## Rows from a dataset

begin

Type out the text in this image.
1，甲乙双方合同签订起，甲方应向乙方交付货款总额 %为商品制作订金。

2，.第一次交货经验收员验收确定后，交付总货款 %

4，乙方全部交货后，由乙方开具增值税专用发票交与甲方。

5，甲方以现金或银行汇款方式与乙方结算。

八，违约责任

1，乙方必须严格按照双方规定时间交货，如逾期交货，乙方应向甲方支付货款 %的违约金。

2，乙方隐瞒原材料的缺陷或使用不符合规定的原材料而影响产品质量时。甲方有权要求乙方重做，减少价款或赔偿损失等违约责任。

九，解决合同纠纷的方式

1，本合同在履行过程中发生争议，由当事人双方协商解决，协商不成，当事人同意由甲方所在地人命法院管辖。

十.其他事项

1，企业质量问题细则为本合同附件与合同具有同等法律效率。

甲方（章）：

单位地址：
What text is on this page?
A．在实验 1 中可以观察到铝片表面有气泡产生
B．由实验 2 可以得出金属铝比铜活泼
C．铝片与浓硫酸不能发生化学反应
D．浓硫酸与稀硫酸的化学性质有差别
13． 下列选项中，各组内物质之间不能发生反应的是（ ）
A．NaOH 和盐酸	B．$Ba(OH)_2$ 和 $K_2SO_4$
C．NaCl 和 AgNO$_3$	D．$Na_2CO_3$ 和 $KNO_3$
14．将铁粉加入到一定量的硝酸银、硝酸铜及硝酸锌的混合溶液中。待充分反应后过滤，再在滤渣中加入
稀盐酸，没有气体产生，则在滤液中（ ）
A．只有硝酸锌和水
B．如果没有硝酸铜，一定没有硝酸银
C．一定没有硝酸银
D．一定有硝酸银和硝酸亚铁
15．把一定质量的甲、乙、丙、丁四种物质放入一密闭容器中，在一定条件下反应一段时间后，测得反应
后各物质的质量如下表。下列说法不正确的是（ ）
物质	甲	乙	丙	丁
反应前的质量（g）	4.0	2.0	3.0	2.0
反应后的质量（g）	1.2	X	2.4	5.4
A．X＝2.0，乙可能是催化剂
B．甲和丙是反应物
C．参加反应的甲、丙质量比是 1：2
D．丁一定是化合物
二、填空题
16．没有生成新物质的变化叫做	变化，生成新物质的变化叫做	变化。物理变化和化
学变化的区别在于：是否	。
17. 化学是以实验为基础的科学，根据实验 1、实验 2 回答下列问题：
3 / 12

end

## SHORT TASK
Copy out each line exactly.

## RESULT
Type out the text in this image.
1，甲乙双方合同签订起，甲方应向乙方交付货款总额 %为商品制作订金。

2，.第一次交货经验收员验收确定后，交付总货款 %

4，乙方全部交货后，由乙方开具增值税专用发票交与甲方。

5，甲方以现金或银行汇款方式与乙方结算。

八，违约责任

1，乙方必须严格按照双方规定时间交货，如逾期交货，乙方应向甲方支付货款 %的违约金。

2，乙方隐瞒原材料的缺陷或使用不符合规定的原材料而影响产品质量时。甲方有权要求乙方重做，减少价款或赔偿损失等违约责任。

九，解决合同纠纷的方式

1，本合同在履行过程中发生争议，由当事人双方协商解决，协商不成，当事人同意由甲方所在地人命法院管辖。

十.其他事项

1，企业质量问题细则为本合同附件与合同具有同等法律效率。

甲方（章）：

单位地址：
What text is on this page?
A．在实验 1 中可以观察到铝片表面有气泡产生
B．由实验 2 可以得出金属铝比铜活泼
C．铝片与浓硫酸不能发生化学反应
D．浓硫酸与稀硫酸的化学性质有差别
13． 下列选项中，各组内物质之间不能发生反应的是（ ）
A．NaOH 和盐酸	B．$Ba(OH)_2$ 和 $K_2SO_4$
C．NaCl 和 AgNO$_3$	D．$Na_2CO_3$ 和 $KNO_3$
14．将铁粉加入到一定量的硝酸银、硝酸铜及硝酸锌的混合溶液中。待充分反应后过滤，再在滤渣中加入
稀盐酸，没有气体产生，则在滤液中（ ）
A．只有硝酸锌和水
B．如果没有硝酸铜，一定没有硝酸银
C．一定没有硝酸银
D．一定有硝酸银和硝酸亚铁
15．把一定质量的甲、乙、丙、丁四种物质放入一密闭容器中，在一定条件下反应一段时间后，测得反应
后各物质的质量如下表。下列说法不正确的是（ ）
物质	甲	乙	丙	丁
反应前的质量（g）	4.0	2.0	3.0	2.0
反应后的质量（g）	1.2	X	2.4	5.4
A．X＝2.0，乙可能是催化剂
B．甲和丙是反应物
C．参加反应的甲、丙质量比是 1：2
D．丁一定是化合物
二、填空题
16．没有生成新物质的变化叫做	变化，生成新物质的变化叫做	变化。物理变化和化
学变化的区别在于：是否	。
17. 化学是以实验为基础的科学，根据实验 1、实验 2 回答下列问题：
3 / 12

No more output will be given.